**WHAT TO DO**: Could every line of the data be printed exactly as it reads?

[A run of records]
◇ ◇ ◇ ◇

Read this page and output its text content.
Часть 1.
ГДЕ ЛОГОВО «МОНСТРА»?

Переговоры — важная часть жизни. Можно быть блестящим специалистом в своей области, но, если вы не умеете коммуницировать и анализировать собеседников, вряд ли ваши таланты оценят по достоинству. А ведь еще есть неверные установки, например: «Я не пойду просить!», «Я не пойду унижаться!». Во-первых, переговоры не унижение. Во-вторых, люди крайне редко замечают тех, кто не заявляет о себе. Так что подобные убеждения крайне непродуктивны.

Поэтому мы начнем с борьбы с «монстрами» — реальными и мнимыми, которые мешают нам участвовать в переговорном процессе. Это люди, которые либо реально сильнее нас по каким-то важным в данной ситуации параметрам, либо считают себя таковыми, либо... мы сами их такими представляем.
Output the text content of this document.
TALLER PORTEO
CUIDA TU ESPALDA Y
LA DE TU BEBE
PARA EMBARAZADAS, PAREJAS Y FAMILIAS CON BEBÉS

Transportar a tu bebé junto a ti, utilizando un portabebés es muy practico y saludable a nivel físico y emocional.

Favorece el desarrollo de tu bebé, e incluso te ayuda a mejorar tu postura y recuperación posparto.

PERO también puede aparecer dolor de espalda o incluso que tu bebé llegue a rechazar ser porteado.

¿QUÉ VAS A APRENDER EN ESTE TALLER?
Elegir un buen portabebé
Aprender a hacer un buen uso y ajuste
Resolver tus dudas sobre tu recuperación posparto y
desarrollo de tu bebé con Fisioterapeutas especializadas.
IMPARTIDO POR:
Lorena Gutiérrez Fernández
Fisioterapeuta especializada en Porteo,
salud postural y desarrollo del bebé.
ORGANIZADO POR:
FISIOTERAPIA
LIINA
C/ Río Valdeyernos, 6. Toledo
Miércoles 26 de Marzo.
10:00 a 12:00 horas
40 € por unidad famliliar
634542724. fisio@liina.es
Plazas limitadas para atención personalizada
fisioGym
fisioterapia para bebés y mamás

◇ ◇ ◇ ◇

**PROBLEM SOLUTION**:
Read this page and output its text content.
Часть 1.
ГДЕ ЛОГОВО «МОНСТРА»?

Переговоры — важная часть жизни. Можно быть блестящим специалистом в своей области, но, если вы не умеете коммуницировать и анализировать собеседников, вряд ли ваши таланты оценят по достоинству. А ведь еще есть неверные установки, например: «Я не пойду просить!», «Я не пойду унижаться!». Во-первых, переговоры не унижение. Во-вторых, люди крайне редко замечают тех, кто не заявляет о себе. Так что подобные убеждения крайне непродуктивны.

Поэтому мы начнем с борьбы с «монстрами» — реальными и мнимыми, которые мешают нам участвовать в переговорном процессе. Это люди, которые либо реально сильнее нас по каким-то важным в данной ситуации параметрам, либо считают себя таковыми, либо... мы сами их такими представляем.
Output the text content of this document.
TALLER PORTEO
CUIDA TU ESPALDA Y
LA DE TU BEBE
PARA EMBARAZADAS, PAREJAS Y FAMILIAS CON BEBÉS

Transportar a tu bebé junto a ti, utilizando un portabebés es muy practico y saludable a nivel físico y emocional.

Favorece el desarrollo de tu bebé, e incluso te ayuda a mejorar tu postura y recuperación posparto.

PERO también puede aparecer dolor de espalda o incluso que tu bebé llegue a rechazar ser porteado.

¿QUÉ VAS A APRENDER EN ESTE TALLER?
Elegir un buen portabebé
Aprender a hacer un buen uso y ajuste
Resolver tus dudas sobre tu recuperación posparto y
desarrollo de tu bebé con Fisioterapeutas especializadas.
IMPARTIDO POR:
Lorena Gutiérrez Fernández
Fisioterapeuta especializada en Porteo,
salud postural y desarrollo del bebé.
ORGANIZADO POR:
FISIOTERAPIA
LIINA
C/ Río Valdeyernos, 6. Toledo
Miércoles 26 de Marzo.
10:00 a 12:00 horas
40 € por unidad famliliar
634542724. fisio@liina.es
Plazas limitadas para atención personalizada
fisioGym
fisioterapia para bebés y mamás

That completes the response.